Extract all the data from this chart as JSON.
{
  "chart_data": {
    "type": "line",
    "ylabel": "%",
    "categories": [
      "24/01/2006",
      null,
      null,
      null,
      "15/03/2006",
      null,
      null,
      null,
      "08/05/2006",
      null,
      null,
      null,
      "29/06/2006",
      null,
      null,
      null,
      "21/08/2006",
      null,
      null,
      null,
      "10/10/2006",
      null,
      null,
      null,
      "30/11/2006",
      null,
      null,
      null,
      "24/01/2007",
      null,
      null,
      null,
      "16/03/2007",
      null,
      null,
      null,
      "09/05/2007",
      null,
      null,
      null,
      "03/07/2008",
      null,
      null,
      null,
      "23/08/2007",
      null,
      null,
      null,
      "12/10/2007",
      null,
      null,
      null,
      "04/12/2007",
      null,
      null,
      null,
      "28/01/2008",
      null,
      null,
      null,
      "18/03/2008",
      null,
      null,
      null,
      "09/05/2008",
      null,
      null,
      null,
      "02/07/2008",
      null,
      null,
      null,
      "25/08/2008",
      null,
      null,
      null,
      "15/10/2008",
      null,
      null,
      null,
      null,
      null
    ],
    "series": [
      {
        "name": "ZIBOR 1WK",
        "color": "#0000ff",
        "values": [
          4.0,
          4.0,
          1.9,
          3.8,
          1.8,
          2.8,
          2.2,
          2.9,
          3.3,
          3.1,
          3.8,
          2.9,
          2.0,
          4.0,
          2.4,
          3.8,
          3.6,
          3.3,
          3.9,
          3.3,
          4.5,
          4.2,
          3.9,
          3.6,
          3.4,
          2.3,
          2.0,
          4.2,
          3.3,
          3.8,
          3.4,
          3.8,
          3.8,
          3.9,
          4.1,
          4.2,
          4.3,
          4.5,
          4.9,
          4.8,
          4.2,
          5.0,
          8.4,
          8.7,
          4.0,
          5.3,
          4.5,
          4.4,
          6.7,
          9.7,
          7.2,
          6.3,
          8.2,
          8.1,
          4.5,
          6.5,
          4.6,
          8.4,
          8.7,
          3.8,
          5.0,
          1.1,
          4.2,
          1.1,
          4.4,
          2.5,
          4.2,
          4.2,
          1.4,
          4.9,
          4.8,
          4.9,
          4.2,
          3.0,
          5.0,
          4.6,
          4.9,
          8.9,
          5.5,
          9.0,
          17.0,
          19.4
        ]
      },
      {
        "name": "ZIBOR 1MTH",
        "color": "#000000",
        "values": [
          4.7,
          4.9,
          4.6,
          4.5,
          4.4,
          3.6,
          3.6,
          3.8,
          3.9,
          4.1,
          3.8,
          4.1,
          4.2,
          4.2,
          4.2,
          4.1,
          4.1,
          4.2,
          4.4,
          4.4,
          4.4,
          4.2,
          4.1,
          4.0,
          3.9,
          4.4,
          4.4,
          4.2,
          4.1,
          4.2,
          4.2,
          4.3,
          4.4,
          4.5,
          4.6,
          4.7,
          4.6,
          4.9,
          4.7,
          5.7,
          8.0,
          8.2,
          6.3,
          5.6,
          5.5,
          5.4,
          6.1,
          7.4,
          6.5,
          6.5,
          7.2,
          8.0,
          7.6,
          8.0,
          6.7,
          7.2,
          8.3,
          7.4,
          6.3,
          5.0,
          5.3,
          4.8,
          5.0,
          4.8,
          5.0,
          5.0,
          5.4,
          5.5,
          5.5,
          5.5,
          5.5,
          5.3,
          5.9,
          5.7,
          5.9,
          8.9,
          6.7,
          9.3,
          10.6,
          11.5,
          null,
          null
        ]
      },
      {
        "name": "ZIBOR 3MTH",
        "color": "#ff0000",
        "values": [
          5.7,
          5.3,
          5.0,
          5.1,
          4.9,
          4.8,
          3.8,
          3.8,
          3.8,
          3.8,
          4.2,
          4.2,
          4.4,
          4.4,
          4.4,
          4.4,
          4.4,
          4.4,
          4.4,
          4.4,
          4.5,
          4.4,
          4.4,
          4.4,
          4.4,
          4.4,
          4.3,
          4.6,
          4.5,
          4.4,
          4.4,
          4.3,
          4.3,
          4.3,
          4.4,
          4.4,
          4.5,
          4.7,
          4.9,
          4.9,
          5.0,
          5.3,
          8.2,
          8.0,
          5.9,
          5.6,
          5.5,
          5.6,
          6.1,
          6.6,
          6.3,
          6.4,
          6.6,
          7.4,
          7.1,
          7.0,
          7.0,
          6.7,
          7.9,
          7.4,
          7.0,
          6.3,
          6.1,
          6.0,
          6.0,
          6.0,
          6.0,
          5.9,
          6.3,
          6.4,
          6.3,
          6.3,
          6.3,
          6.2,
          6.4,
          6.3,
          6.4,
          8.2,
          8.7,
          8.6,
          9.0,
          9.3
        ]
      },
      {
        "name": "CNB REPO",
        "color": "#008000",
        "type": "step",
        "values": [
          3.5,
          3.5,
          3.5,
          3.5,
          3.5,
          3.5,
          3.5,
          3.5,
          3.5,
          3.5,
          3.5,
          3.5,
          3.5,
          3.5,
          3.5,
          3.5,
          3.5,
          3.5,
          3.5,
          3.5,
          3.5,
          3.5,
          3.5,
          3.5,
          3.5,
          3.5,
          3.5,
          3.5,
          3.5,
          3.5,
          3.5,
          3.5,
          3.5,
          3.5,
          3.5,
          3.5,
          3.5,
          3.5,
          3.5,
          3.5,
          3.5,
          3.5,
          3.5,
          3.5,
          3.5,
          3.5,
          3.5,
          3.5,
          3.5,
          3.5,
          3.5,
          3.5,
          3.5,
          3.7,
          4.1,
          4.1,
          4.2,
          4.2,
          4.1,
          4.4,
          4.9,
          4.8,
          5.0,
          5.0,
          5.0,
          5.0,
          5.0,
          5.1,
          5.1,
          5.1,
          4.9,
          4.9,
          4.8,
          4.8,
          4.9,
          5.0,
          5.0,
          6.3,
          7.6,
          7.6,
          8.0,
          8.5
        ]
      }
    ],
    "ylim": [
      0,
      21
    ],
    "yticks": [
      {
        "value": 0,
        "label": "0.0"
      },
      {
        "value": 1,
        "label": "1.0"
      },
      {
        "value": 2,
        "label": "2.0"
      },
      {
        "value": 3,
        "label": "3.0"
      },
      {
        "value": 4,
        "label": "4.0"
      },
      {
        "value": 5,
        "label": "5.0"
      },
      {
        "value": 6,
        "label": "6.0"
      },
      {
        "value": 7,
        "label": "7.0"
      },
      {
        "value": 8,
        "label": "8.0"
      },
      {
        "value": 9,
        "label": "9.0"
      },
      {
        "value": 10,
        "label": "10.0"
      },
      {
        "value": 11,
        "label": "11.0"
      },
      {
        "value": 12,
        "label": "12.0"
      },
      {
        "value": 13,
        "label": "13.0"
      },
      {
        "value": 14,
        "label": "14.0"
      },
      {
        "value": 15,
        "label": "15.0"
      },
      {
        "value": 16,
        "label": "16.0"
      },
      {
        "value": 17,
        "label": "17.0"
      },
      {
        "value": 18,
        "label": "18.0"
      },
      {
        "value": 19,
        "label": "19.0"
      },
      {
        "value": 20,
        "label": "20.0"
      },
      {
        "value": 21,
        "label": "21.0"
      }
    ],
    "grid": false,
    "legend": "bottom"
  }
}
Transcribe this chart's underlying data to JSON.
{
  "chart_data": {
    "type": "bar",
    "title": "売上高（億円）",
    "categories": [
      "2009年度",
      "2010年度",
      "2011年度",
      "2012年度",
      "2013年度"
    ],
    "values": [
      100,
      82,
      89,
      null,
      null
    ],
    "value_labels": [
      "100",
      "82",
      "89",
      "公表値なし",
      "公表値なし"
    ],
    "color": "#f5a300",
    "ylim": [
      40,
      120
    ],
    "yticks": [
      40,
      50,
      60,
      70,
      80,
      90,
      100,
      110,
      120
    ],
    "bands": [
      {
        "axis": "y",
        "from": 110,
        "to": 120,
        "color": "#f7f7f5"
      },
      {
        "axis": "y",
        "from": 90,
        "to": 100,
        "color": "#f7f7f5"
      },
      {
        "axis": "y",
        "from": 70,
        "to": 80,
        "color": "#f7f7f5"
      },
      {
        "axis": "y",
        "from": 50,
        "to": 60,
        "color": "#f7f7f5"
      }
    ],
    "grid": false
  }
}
------------------------
## Requirement
How many of the lines above hold the word "JSON"? Give only that number.

## Solution for this problem
2